JOB
Reproduce all the lines exactly as they stand, apart from the pictures.

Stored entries
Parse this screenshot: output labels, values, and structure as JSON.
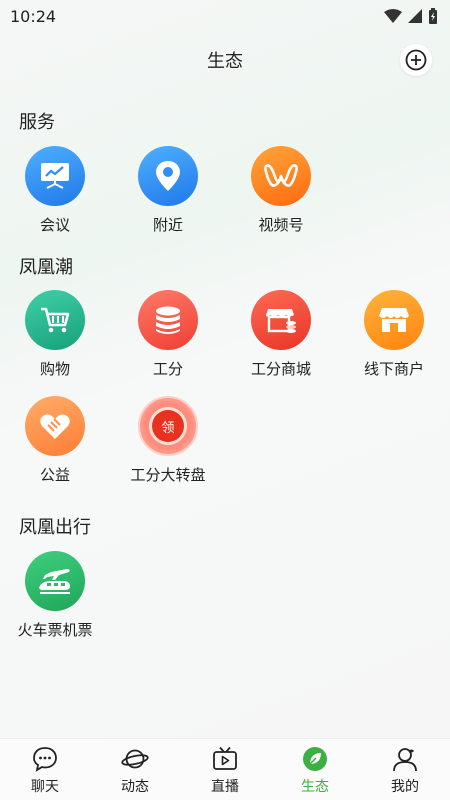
{
  "status": {
    "time": "10:24"
  },
  "header": {
    "title": "生态"
  },
  "sections": {
    "services": {
      "title": "服务",
      "items": [
        {
          "label": "会议",
          "color": "#2f8ff2"
        },
        {
          "label": "附近",
          "color": "#2f8ff2"
        },
        {
          "label": "视频号",
          "color": "#ff7a1a"
        }
      ]
    },
    "phoenix_tide": {
      "title": "凤凰潮",
      "items": [
        {
          "label": "购物",
          "color": "#27b88f"
        },
        {
          "label": "工分",
          "color": "#f25a4a"
        },
        {
          "label": "工分商城",
          "color": "#f04b3a"
        },
        {
          "label": "线下商户",
          "color": "#ff9a1a"
        },
        {
          "label": "公益",
          "color": "#ff9148"
        },
        {
          "label": "工分大转盘",
          "color": "#f25a4a",
          "badge": "领"
        }
      ]
    },
    "phoenix_travel": {
      "title": "凤凰出行",
      "items": [
        {
          "label": "火车票机票",
          "color": "#2eb86a"
        }
      ]
    }
  },
  "tabs": [
    {
      "label": "聊天",
      "icon": "chat-bubble-icon"
    },
    {
      "label": "动态",
      "icon": "planet-icon"
    },
    {
      "label": "直播",
      "icon": "tv-icon"
    },
    {
      "label": "生态",
      "icon": "leaf-icon",
      "active": true
    },
    {
      "label": "我的",
      "icon": "profile-icon"
    }
  ],
  "colors": {
    "active_tab": "#3cb043"
  }
}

TASK SOLUTION
Parse this screenshot: output labels, values, and structure as JSON.
{
  "status": {
    "time": "10:24"
  },
  "header": {
    "title": "生态"
  },
  "sections": {
    "services": {
      "title": "服务",
      "items": [
        {
          "label": "会议",
          "color": "#2f8ff2"
        },
        {
          "label": "附近",
          "color": "#2f8ff2"
        },
        {
          "label": "视频号",
          "color": "#ff7a1a"
        }
      ]
    },
    "phoenix_tide": {
      "title": "凤凰潮",
      "items": [
        {
          "label": "购物",
          "color": "#27b88f"
        },
        {
          "label": "工分",
          "color": "#f25a4a"
        },
        {
          "label": "工分商城",
          "color": "#f04b3a"
        },
        {
          "label": "线下商户",
          "color": "#ff9a1a"
        },
        {
          "label": "公益",
          "color": "#ff9148"
        },
        {
          "label": "工分大转盘",
          "color": "#f25a4a",
          "badge": "领"
        }
      ]
    },
    "phoenix_travel": {
      "title": "凤凰出行",
      "items": [
        {
          "label": "火车票机票",
          "color": "#2eb86a"
        }
      ]
    }
  },
  "tabs": [
    {
      "label": "聊天",
      "icon": "chat-bubble-icon"
    },
    {
      "label": "动态",
      "icon": "planet-icon"
    },
    {
      "label": "直播",
      "icon": "tv-icon"
    },
    {
      "label": "生态",
      "icon": "leaf-icon",
      "active": true
    },
    {
      "label": "我的",
      "icon": "profile-icon"
    }
  ],
  "colors": {
    "active_tab": "#3cb043"
  }
}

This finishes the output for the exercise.